PROBLEM DESCRIPTION — Retype exactly the line holding "Read this page and output its text content." and each line that follows, down to the last one. Exclude pictures.

Collection entries —
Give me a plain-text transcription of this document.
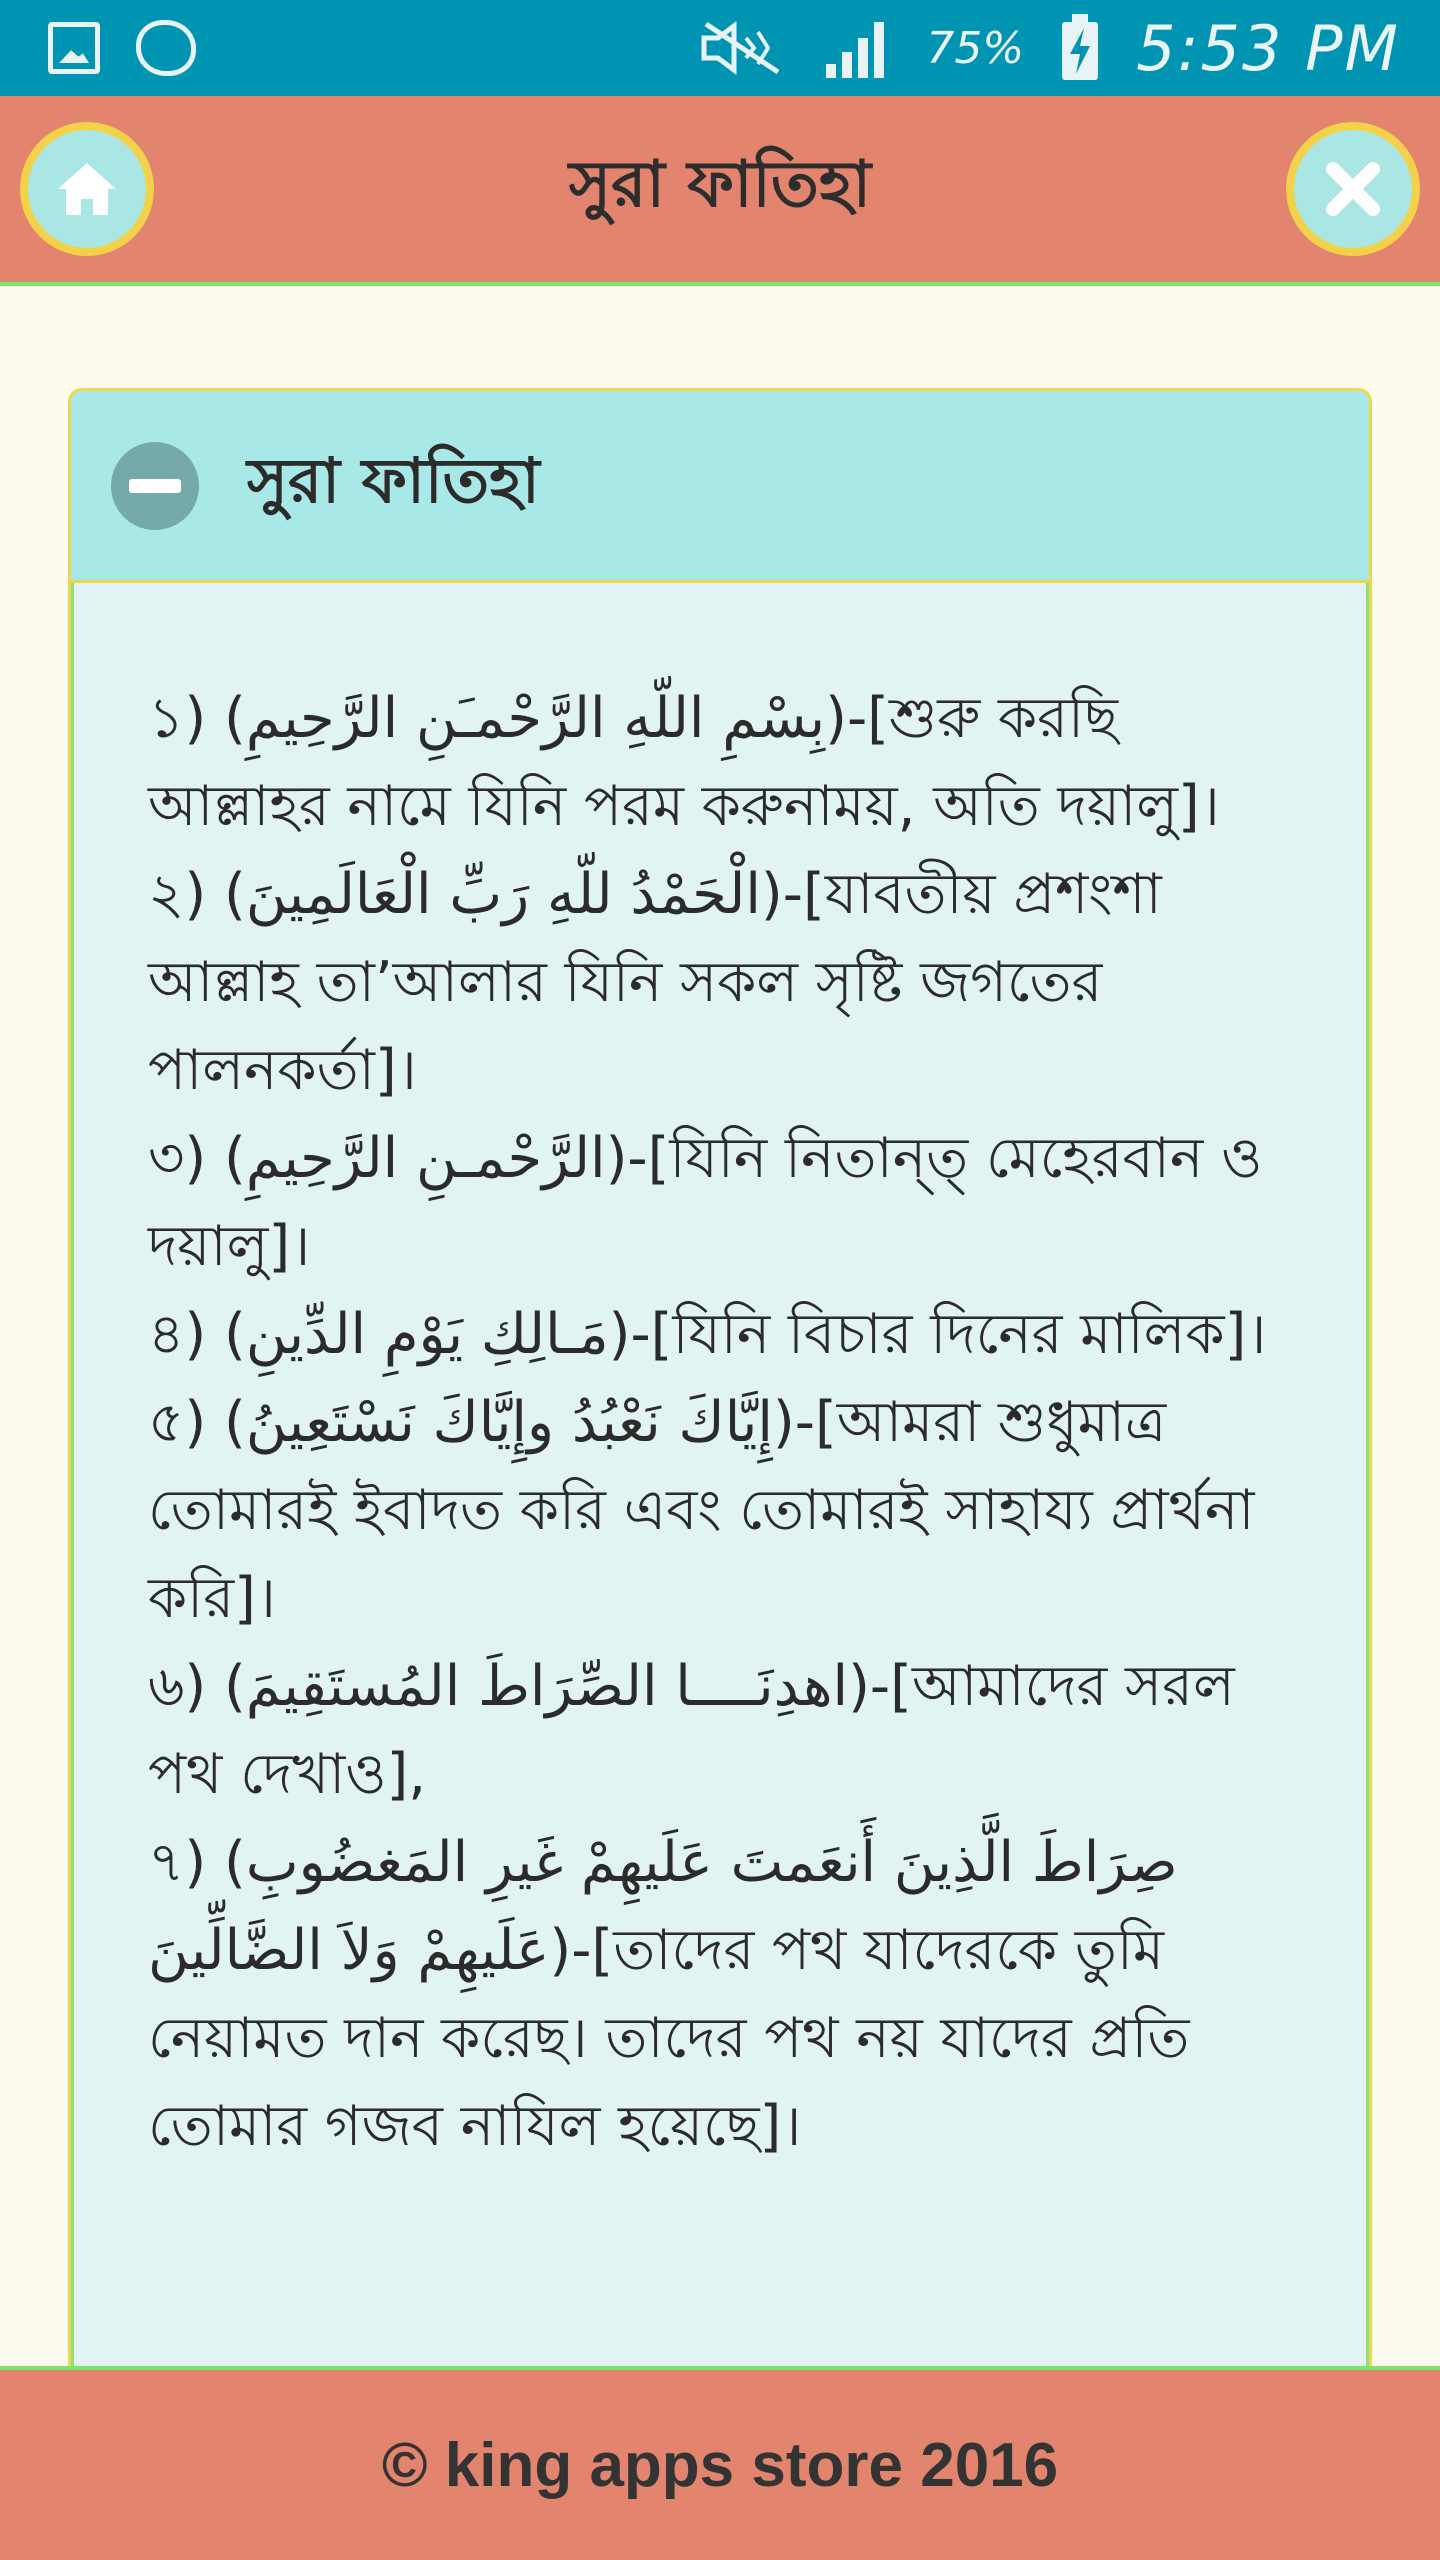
75% 5:53 PM
সুরা ফাতিহা
সুরা ফাতিহা

১) (بِسْمِ اللّهِ الرَّحْمـَنِ الرَّحِيمِ)-[শুরু করছি আল্লাহর নামে যিনি পরম করুনাময়, অতি দয়ালু]।

২) (الْحَمْدُ للّهِ رَبِّ الْعَالَمِينَ)-[যাবতীয় প্রশংশা আল্লাহ তা’আলার যিনি সকল সৃষ্টি জগতের পালনকর্তা]।

৩) (الرَّحْمـنِ الرَّحِيمِ)-[যিনি নিতান্ত্ মেহেরবান ও দয়ালু]।

৪) (مَـالِكِ يَوْمِ الدِّينِ)-[যিনি বিচার দিনের মালিক]।

৫) (إِيَّاكَ نَعْبُدُ وإِيَّاكَ نَسْتَعِينُ)-[আমরা শুধুমাত্র তোমারই ইবাদত করি এবং তোমারই সাহায্য প্রার্থনা করি]।

৬) (اهدِنَــــا الصِّرَاطَ المُستَقِيمَ)-[আমাদের সরল পথ দেখাও],

৭) (صِرَاطَ الَّذِينَ أَنعَمتَ عَلَيهِمْ غَيرِ المَغضُوبِ عَلَيهِمْ وَلاَ الضَّالِّينَ)-[তাদের পথ যাদেরকে তুমি নেয়ামত দান করেছ। তাদের পথ নয় যাদের প্রতি তোমার গজব নাযিল হয়েছে]।

© king apps store 2016
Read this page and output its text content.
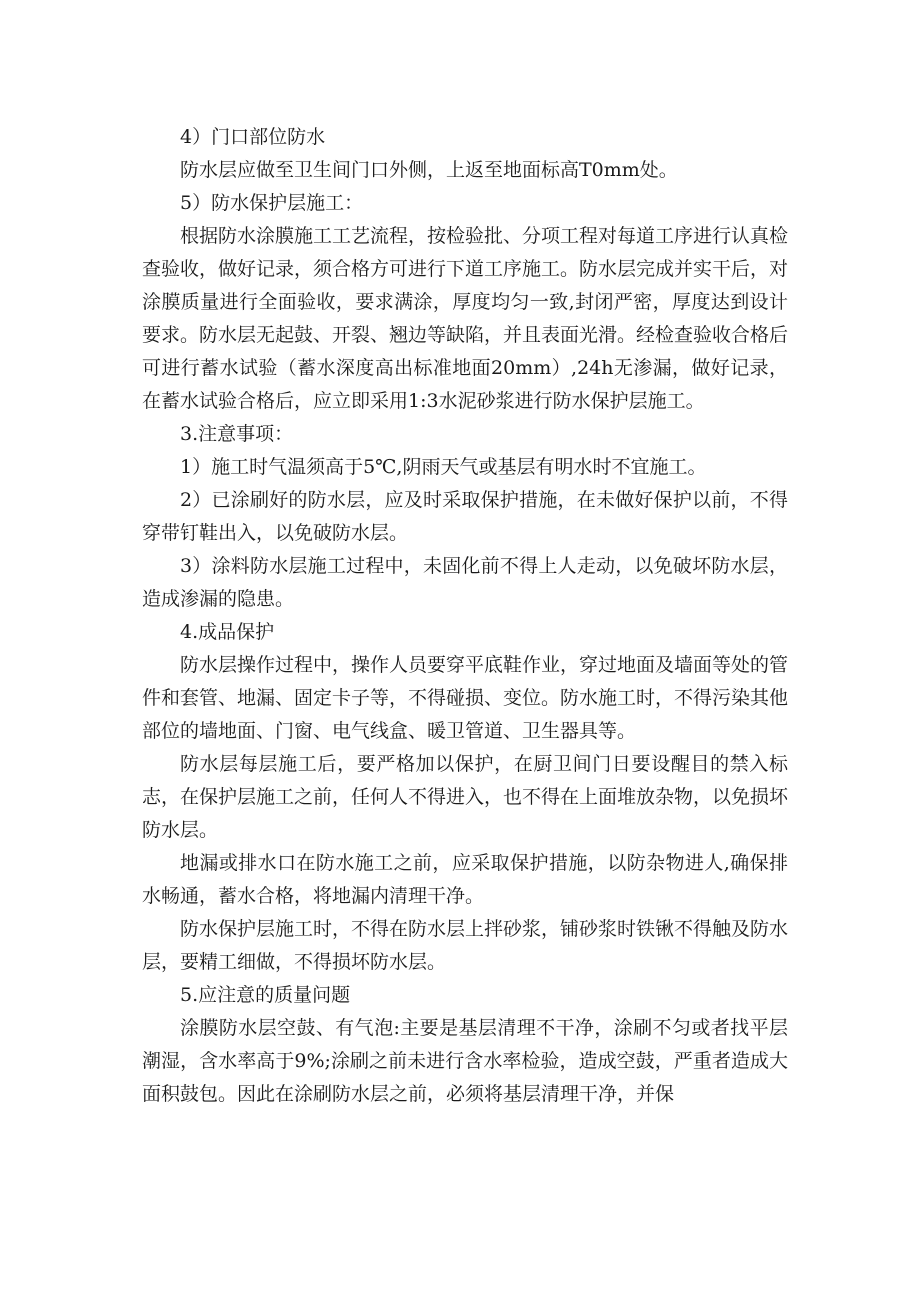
4）门口部位防水

防水层应做至卫生间门口外侧，上返至地面标高T0mm处。

5）防水保护层施工：

根据防水涂膜施工工艺流程，按检验批、分项工程对每道工序进行认真检查验收，做好记录，须合格方可进行下道工序施工。防水层完成并实干后，对涂膜质量进行全面验收，要求满涂，厚度均匀一致,封闭严密，厚度达到设计要求。防水层无起鼓、开裂、翘边等缺陷，并且表面光滑。经检查验收合格后可进行蓄水试验（蓄水深度高出标准地面20mm）,24h无渗漏，做好记录，在蓄水试验合格后，应立即采用1:3水泥砂浆进行防水保护层施工。

3.注意事项：

1）施工时气温须高于5℃,阴雨天气或基层有明水时不宜施工。

2）已涂刷好的防水层，应及时采取保护措施，在未做好保护以前，不得穿带钉鞋出入，以免破防水层。

3）涂料防水层施工过程中，未固化前不得上人走动，以免破坏防水层，造成渗漏的隐患。

4.成品保护

防水层操作过程中，操作人员要穿平底鞋作业，穿过地面及墙面等处的管件和套管、地漏、固定卡子等，不得碰损、变位。防水施工时，不得污染其他部位的墙地面、门窗、电气线盒、暖卫管道、卫生器具等。

防水层每层施工后，要严格加以保护，在厨卫间门日要设醒目的禁入标志，在保护层施工之前，任何人不得进入，也不得在上面堆放杂物，以免损坏防水层。

地漏或排水口在防水施工之前，应采取保护措施，以防杂物进人,确保排水畅通，蓄水合格，将地漏内清理干净。

防水保护层施工时，不得在防水层上拌砂浆，铺砂浆时铁锹不得触及防水层，要精工细做，不得损坏防水层。

5.应注意的质量问题

涂膜防水层空鼓、有气泡:主要是基层清理不干净，涂刷不匀或者找平层潮湿，含水率高于9%;涂刷之前未进行含水率检验，造成空鼓，严重者造成大面积鼓包。因此在涂刷防水层之前，必须将基层清理干净，并保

COMPLETE ANSWER —
Read this page and output its text content.
4）门口部位防水

防水层应做至卫生间门口外侧，上返至地面标高T0mm处。

5）防水保护层施工：

根据防水涂膜施工工艺流程，按检验批、分项工程对每道工序进行认真检查验收，做好记录，须合格方可进行下道工序施工。防水层完成并实干后，对涂膜质量进行全面验收，要求满涂，厚度均匀一致,封闭严密，厚度达到设计要求。防水层无起鼓、开裂、翘边等缺陷，并且表面光滑。经检查验收合格后可进行蓄水试验（蓄水深度高出标准地面20mm）,24h无渗漏，做好记录，在蓄水试验合格后，应立即采用1:3水泥砂浆进行防水保护层施工。

3.注意事项：

1）施工时气温须高于5℃,阴雨天气或基层有明水时不宜施工。

2）已涂刷好的防水层，应及时采取保护措施，在未做好保护以前，不得穿带钉鞋出入，以免破防水层。

3）涂料防水层施工过程中，未固化前不得上人走动，以免破坏防水层，造成渗漏的隐患。

4.成品保护

防水层操作过程中，操作人员要穿平底鞋作业，穿过地面及墙面等处的管件和套管、地漏、固定卡子等，不得碰损、变位。防水施工时，不得污染其他部位的墙地面、门窗、电气线盒、暖卫管道、卫生器具等。

防水层每层施工后，要严格加以保护，在厨卫间门日要设醒目的禁入标志，在保护层施工之前，任何人不得进入，也不得在上面堆放杂物，以免损坏防水层。

地漏或排水口在防水施工之前，应采取保护措施，以防杂物进人,确保排水畅通，蓄水合格，将地漏内清理干净。

防水保护层施工时，不得在防水层上拌砂浆，铺砂浆时铁锹不得触及防水层，要精工细做，不得损坏防水层。

5.应注意的质量问题

涂膜防水层空鼓、有气泡:主要是基层清理不干净，涂刷不匀或者找平层潮湿，含水率高于9%;涂刷之前未进行含水率检验，造成空鼓，严重者造成大面积鼓包。因此在涂刷防水层之前，必须将基层清理干净，并保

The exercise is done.